─── Records to use ───

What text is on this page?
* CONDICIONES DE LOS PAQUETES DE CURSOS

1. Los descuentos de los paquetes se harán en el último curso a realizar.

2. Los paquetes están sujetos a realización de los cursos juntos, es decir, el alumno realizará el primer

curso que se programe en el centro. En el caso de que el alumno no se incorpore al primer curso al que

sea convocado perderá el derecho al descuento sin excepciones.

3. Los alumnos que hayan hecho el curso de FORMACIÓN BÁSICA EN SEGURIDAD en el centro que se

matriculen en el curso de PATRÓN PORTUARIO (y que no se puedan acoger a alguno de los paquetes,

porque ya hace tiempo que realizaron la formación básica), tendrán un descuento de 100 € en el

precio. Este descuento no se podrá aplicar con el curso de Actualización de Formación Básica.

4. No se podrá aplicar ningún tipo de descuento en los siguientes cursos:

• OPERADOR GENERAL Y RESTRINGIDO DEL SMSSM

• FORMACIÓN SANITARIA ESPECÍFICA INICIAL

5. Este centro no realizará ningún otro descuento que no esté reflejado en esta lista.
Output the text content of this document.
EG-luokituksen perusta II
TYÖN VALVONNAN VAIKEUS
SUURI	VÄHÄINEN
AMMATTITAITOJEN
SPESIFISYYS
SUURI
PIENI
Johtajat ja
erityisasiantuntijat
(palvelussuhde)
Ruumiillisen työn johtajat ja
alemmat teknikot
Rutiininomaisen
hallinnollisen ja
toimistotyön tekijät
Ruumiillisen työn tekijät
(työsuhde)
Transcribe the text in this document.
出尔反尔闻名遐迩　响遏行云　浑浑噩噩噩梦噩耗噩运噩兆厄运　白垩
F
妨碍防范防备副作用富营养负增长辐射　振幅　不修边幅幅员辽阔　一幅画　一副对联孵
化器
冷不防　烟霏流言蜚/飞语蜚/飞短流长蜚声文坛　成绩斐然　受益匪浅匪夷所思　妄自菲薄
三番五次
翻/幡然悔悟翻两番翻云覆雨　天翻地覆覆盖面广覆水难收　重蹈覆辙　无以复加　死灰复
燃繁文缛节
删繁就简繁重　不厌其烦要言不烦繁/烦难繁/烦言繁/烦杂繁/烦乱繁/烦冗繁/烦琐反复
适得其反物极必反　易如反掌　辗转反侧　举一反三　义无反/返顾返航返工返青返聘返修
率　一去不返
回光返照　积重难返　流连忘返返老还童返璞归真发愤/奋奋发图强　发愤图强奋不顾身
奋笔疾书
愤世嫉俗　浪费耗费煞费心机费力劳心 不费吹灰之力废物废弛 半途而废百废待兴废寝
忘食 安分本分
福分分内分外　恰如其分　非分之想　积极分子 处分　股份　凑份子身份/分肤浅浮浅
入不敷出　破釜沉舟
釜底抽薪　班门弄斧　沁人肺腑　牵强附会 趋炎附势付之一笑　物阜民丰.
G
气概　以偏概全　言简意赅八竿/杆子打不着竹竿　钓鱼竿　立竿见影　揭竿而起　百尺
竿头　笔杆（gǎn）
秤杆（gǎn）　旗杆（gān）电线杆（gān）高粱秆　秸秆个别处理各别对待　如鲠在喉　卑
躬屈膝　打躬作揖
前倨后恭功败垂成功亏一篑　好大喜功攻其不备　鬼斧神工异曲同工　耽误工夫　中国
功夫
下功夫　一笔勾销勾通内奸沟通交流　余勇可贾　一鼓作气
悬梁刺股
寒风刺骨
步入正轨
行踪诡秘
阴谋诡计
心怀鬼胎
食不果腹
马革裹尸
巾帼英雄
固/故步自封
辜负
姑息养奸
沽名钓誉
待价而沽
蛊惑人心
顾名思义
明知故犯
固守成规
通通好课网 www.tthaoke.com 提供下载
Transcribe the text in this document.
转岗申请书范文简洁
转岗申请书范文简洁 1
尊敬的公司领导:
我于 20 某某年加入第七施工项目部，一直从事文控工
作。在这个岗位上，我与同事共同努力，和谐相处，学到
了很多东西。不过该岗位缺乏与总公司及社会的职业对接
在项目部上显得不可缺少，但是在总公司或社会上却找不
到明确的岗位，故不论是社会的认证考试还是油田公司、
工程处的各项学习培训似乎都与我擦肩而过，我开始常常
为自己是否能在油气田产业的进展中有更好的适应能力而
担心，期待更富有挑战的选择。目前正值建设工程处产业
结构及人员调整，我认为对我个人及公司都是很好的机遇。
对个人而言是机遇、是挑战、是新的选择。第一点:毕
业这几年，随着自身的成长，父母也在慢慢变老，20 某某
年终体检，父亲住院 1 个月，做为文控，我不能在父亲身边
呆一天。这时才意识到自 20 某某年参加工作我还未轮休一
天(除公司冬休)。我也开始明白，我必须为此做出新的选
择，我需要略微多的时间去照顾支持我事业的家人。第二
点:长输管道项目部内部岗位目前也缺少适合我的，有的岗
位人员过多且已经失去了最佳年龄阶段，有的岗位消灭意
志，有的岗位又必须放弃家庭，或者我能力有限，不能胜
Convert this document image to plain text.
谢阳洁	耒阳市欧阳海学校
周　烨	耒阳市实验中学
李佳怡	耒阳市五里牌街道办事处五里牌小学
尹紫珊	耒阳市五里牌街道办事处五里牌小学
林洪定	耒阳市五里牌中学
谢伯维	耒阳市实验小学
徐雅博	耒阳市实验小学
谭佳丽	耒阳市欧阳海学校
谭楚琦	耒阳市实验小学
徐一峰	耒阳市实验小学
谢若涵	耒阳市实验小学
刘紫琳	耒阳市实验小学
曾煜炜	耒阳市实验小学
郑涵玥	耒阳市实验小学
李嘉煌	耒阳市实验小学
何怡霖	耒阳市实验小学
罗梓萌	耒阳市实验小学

───

**Objective:** Select all lines in the listing that include the word "text".

**Exercise answer:**
What text is on this page?
Output the text content of this document.
Transcribe the text in this document.
Transcribe the text in this document.
Convert this document image to plain text.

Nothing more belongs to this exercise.